(Dataset records)
----

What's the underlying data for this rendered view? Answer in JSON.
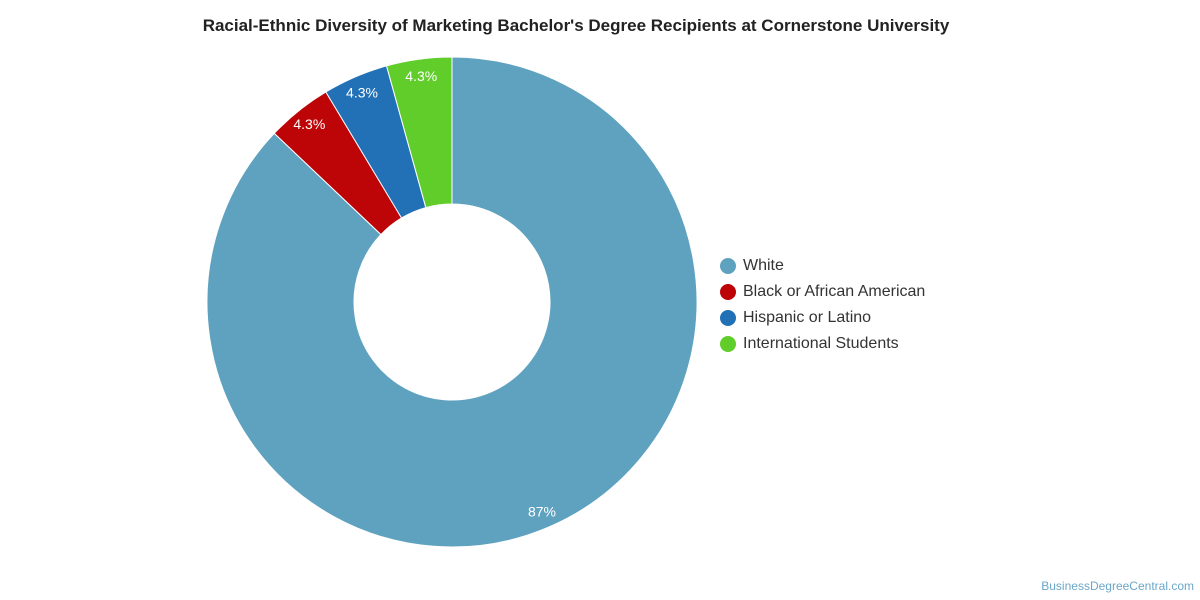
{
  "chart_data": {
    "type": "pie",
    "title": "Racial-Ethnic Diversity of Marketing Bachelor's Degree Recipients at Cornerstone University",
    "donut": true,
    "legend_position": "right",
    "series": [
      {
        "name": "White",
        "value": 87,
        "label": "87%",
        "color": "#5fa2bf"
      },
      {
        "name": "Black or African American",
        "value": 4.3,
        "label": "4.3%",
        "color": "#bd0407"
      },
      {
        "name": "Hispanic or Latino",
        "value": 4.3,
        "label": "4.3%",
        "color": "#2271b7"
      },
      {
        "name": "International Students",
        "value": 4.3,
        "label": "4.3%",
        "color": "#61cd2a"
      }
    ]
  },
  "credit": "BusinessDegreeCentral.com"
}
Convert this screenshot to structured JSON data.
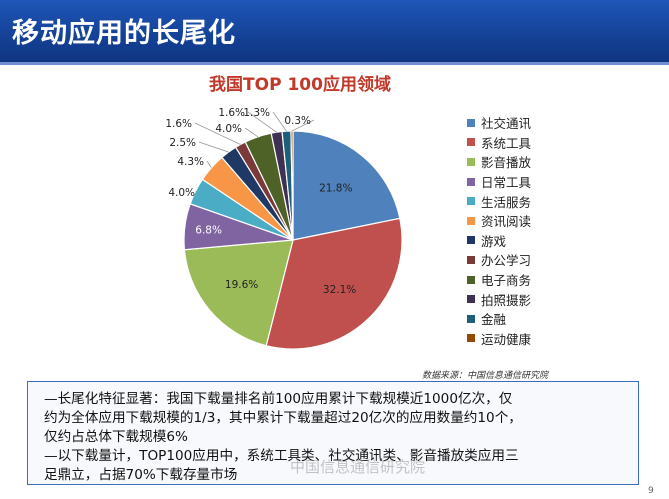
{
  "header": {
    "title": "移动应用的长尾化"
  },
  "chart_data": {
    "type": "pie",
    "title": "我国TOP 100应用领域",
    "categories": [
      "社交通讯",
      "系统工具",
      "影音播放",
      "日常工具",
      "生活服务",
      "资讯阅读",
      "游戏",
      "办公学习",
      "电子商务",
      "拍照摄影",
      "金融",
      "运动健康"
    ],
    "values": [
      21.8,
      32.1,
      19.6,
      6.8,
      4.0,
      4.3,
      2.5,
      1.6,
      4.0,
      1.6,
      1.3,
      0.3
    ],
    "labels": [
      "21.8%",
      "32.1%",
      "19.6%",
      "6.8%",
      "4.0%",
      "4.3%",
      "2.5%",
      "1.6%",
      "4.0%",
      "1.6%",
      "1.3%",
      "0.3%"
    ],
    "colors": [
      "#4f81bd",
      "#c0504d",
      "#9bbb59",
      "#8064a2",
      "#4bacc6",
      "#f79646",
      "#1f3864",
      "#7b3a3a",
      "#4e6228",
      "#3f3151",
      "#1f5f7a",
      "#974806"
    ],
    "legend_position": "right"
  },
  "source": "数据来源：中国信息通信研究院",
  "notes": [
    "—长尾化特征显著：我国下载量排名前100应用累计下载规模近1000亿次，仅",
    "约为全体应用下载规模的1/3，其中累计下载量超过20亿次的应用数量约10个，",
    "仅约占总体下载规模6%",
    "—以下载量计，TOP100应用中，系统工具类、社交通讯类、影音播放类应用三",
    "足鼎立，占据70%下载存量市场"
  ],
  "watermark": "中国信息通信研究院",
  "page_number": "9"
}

----

▶ _Written exercise_
Reproduce all the entries that precede this task, word for word, minus any pictures.

▶ _Full response_
What's the underlying data for this rendered view? Answer in JSON.
{
  "chart_data": {
    "type": "pie",
    "title": "Racial-Ethnic Diversity of Marketing Bachelor's Degree Recipients at Cornerstone University",
    "donut": true,
    "legend_position": "right",
    "series": [
      {
        "name": "White",
        "value": 87,
        "label": "87%",
        "color": "#5fa2bf"
      },
      {
        "name": "Black or African American",
        "value": 4.3,
        "label": "4.3%",
        "color": "#bd0407"
      },
      {
        "name": "Hispanic or Latino",
        "value": 4.3,
        "label": "4.3%",
        "color": "#2271b7"
      },
      {
        "name": "International Students",
        "value": 4.3,
        "label": "4.3%",
        "color": "#61cd2a"
      }
    ]
  },
  "credit": "BusinessDegreeCentral.com"
}
Convert this screenshot to structured JSON data.
{
  "header": {
    "title": "移动应用的长尾化"
  },
  "chart_data": {
    "type": "pie",
    "title": "我国TOP 100应用领域",
    "categories": [
      "社交通讯",
      "系统工具",
      "影音播放",
      "日常工具",
      "生活服务",
      "资讯阅读",
      "游戏",
      "办公学习",
      "电子商务",
      "拍照摄影",
      "金融",
      "运动健康"
    ],
    "values": [
      21.8,
      32.1,
      19.6,
      6.8,
      4.0,
      4.3,
      2.5,
      1.6,
      4.0,
      1.6,
      1.3,
      0.3
    ],
    "labels": [
      "21.8%",
      "32.1%",
      "19.6%",
      "6.8%",
      "4.0%",
      "4.3%",
      "2.5%",
      "1.6%",
      "4.0%",
      "1.6%",
      "1.3%",
      "0.3%"
    ],
    "colors": [
      "#4f81bd",
      "#c0504d",
      "#9bbb59",
      "#8064a2",
      "#4bacc6",
      "#f79646",
      "#1f3864",
      "#7b3a3a",
      "#4e6228",
      "#3f3151",
      "#1f5f7a",
      "#974806"
    ],
    "legend_position": "right"
  },
  "source": "数据来源：中国信息通信研究院",
  "notes": [
    "—长尾化特征显著：我国下载量排名前100应用累计下载规模近1000亿次，仅",
    "约为全体应用下载规模的1/3，其中累计下载量超过20亿次的应用数量约10个，",
    "仅约占总体下载规模6%",
    "—以下载量计，TOP100应用中，系统工具类、社交通讯类、影音播放类应用三",
    "足鼎立，占据70%下载存量市场"
  ],
  "watermark": "中国信息通信研究院",
  "page_number": "9"
}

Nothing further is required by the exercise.